Fragmento del documento:
########################################

Francisco, el usurero, supuso que aquello era un castigo del cielo por su mal comportamiento. Entonces, para agradar a Dios y borrar sus pecados, cometió inusitadas locuras ajenas a sus intereses.
El usurero se portó generoso con unos inquilinos que debían el arriendo, regaló un abrigo viejo a un mendigo que se moría de frío, hizo un préstamo sin intereses a un artista pobre y, así, fue dejando caer moneditas por acá y por allá. Pero no se trataba de eso. Al final, a pesar de los esfuerzos espirituales, la muerte le arrebató a su hijo.
Esta historia, que podría ser de la vida real, es una novela del gran escritor Benito Pérez Galdós, quizás el más grande novelista español después de Miguel de Cervantes Saavedra. Pérez Galdós, justo merecedor del Premio Nobel de Literatura, nunca recibió esta distinción por su anticlericalismo y por sus posiciones políticas radicales.
Y lo recordamos con orgullo por su valor humano, por sus sueños expresados en aquella frase clara y profunda: “Simplemente tengo un sueño: la distribución equitativa del bienestar humano".
En esta posición, el blanco tiene un sueño que se le cumple con inteligencia y sacrificio. Así hay que luchar, aunque nunca recibamos el Nobel de ninguna cosa.

########################################

Transcribe del texto sobre Pérez Galdós el pasaje que comienza con "Y lo recordamos" y sigue hasta "de ninguna cosa.". El listado no tiene ningún papel en este ejercicio.

(Listados de regiones anotadas)
########################################

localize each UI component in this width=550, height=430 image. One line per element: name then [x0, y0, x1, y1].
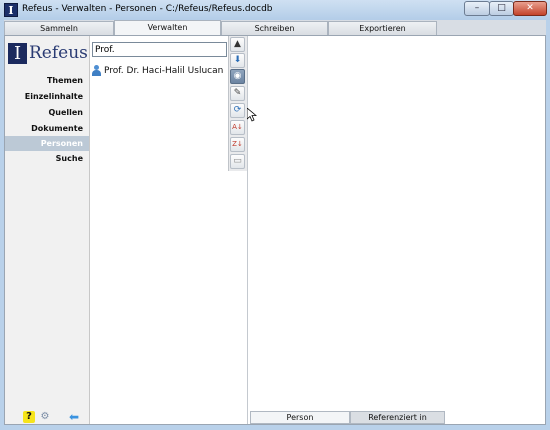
- tab-verwalten[interactable]: Verwalten: [114, 20, 221, 35]
- back-arrow-icon[interactable]: ⬅: [65, 411, 83, 423]
- filter-icon[interactable]: ◉: [230, 69, 245, 84]
- app-window: I Refeus - Verwalten - Personen - C:/Ref…: [0, 0, 550, 430]
- sidebar: I Refeus Themen Einzelinhalte Quellen Do…: [5, 36, 90, 424]
- sidebar-item-einzelinhalte[interactable]: Einzelinhalte: [25, 92, 83, 101]
- maximize-button[interactable]: □: [489, 1, 514, 16]
- person-list-panel: Prof. Dr. Haci-Halil Uslucan: [90, 36, 228, 424]
- sidebar-item-personen[interactable]: Personen: [5, 136, 89, 151]
- tab-person[interactable]: Person: [250, 411, 350, 424]
- list-item[interactable]: Prof. Dr. Haci-Halil Uslucan: [92, 65, 223, 79]
- refresh-icon[interactable]: ⟳: [230, 103, 245, 118]
- list-toolbar: ▲ ⬇ ◉ ✎ ⟳ A↓ Z↓ ▭: [228, 36, 248, 171]
- logo-text: Refeus: [29, 43, 88, 63]
- tab-sammeln[interactable]: Sammeln: [4, 21, 114, 35]
- logo-mark: I: [8, 43, 27, 64]
- sort-za-icon[interactable]: Z↓: [230, 137, 245, 152]
- scroll-up-icon[interactable]: ▲: [230, 37, 245, 52]
- minimize-button[interactable]: –: [464, 1, 490, 16]
- person-name: Prof. Dr. Haci-Halil Uslucan: [104, 65, 224, 76]
- title-bar[interactable]: I Refeus - Verwalten - Personen - C:/Ref…: [0, 0, 550, 20]
- arrow-down-icon[interactable]: ⬇: [230, 53, 245, 68]
- search-input[interactable]: [92, 42, 227, 57]
- detail-panel: Person Referenziert in: [248, 36, 545, 424]
- tab-referenziert-in[interactable]: Referenziert in: [350, 411, 445, 424]
- close-button[interactable]: ✕: [513, 1, 547, 16]
- main-content: I Refeus Themen Einzelinhalte Quellen Do…: [4, 35, 546, 425]
- sort-az-icon[interactable]: A↓: [230, 120, 245, 135]
- mouse-cursor-icon: [247, 108, 257, 122]
- link-icon[interactable]: ✎: [230, 86, 245, 101]
- gear-icon[interactable]: ⚙: [39, 411, 51, 423]
- help-icon[interactable]: ?: [23, 411, 35, 423]
- app-icon: I: [4, 3, 18, 17]
- note-icon[interactable]: ▭: [230, 154, 245, 169]
- sidebar-item-themen[interactable]: Themen: [47, 76, 83, 85]
- tab-schreiben[interactable]: Schreiben: [221, 21, 328, 35]
- refeus-logo: I Refeus: [8, 43, 88, 64]
- person-icon: [92, 65, 101, 76]
- tab-exportieren[interactable]: Exportieren: [328, 21, 437, 35]
- sidebar-item-dokumente[interactable]: Dokumente: [31, 124, 83, 133]
- window-title: Refeus - Verwalten - Personen - C:/Refeu…: [22, 4, 273, 14]
- sidebar-item-suche[interactable]: Suche: [56, 154, 83, 163]
- sidebar-item-quellen[interactable]: Quellen: [48, 108, 83, 117]
- main-tab-bar: Sammeln Verwalten Schreiben Exportieren: [4, 20, 546, 35]
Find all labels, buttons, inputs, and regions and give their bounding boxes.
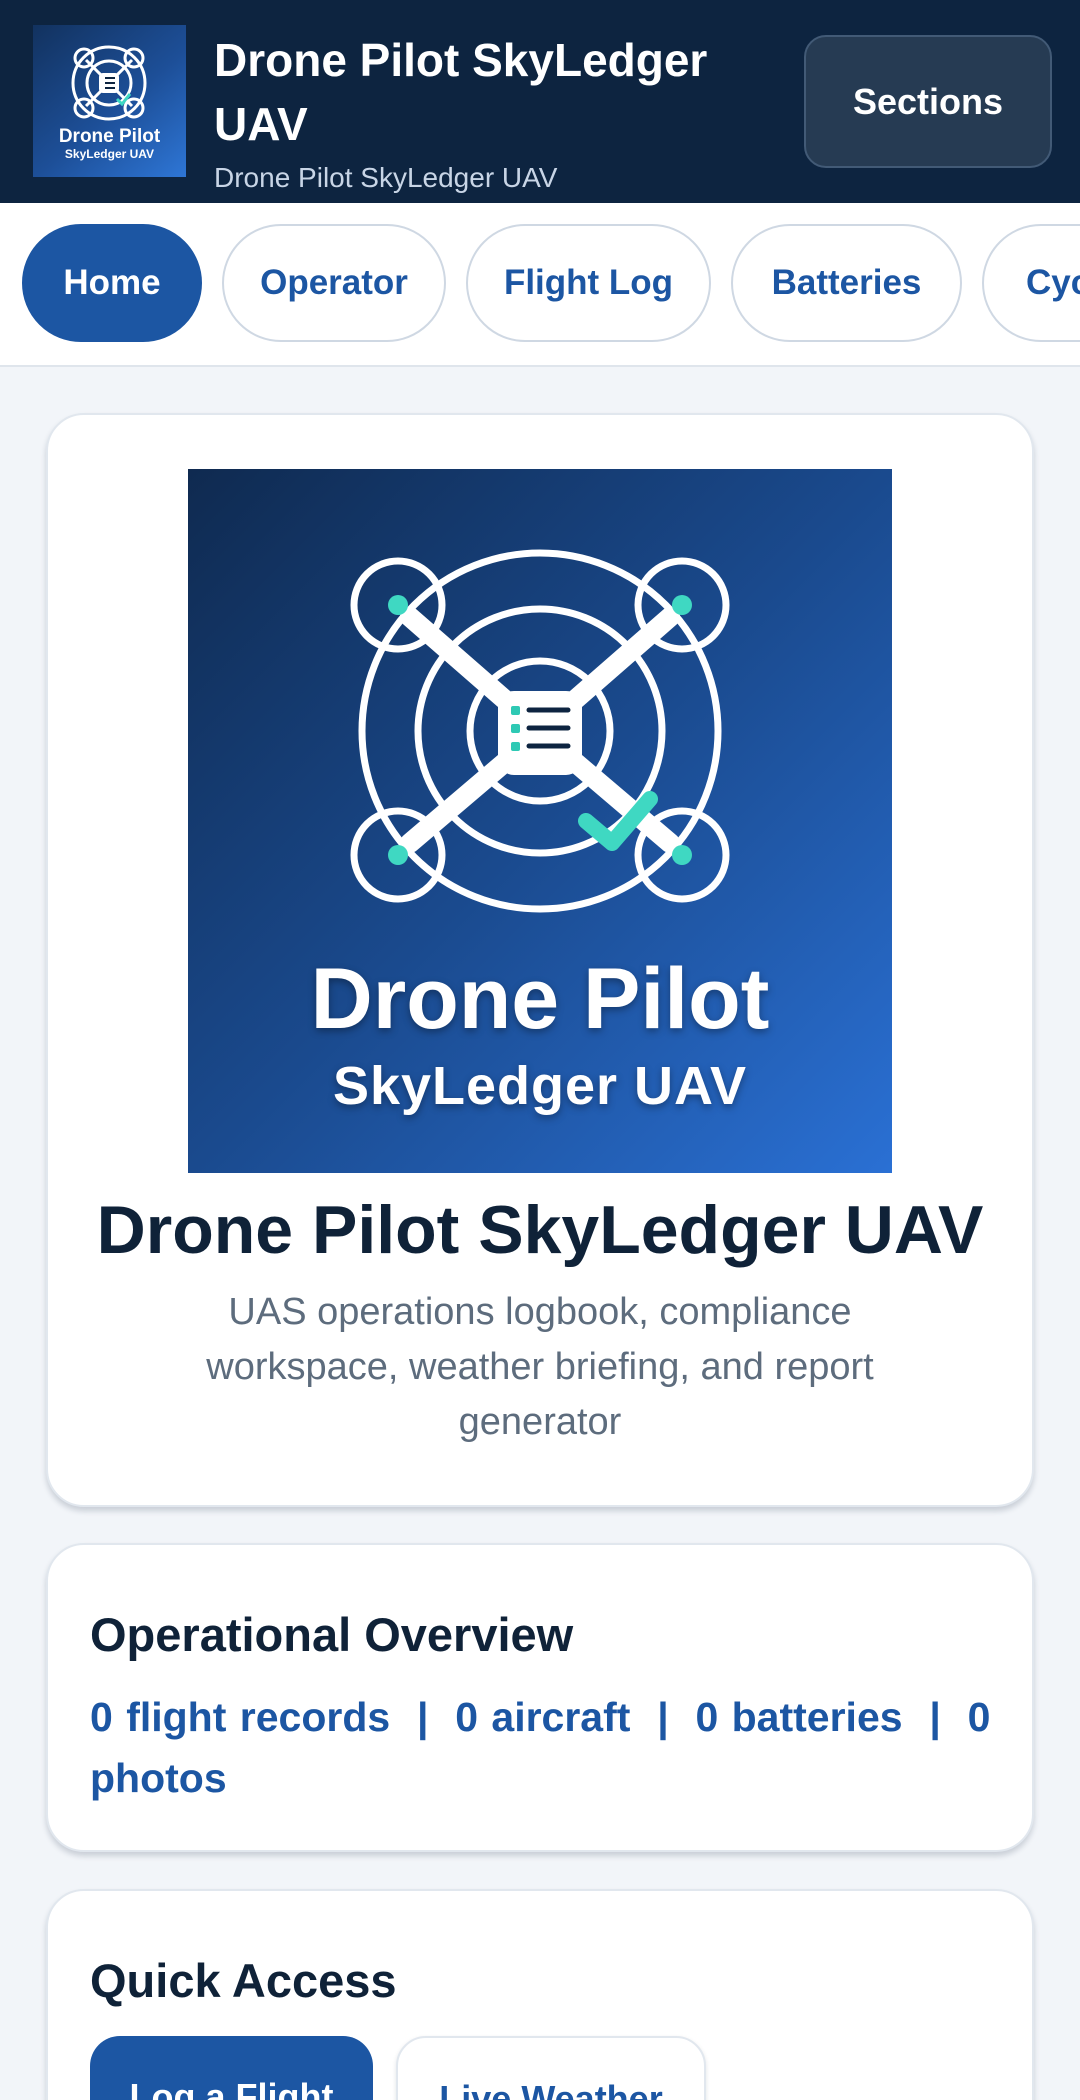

########################################

Respuesta al ejercicio:
Y lo recordamos con orgullo por su valor humano, por sus sueños expresados en aquella frase clara y profunda: “Simplemente tengo un sueño: la distribución equitativa del bienestar humano".
En esta posición, el blanco tiene un sueño que se le cumple con inteligencia y sacrificio. Así hay que luchar, aunque nunca recibamos el Nobel de ninguna cosa.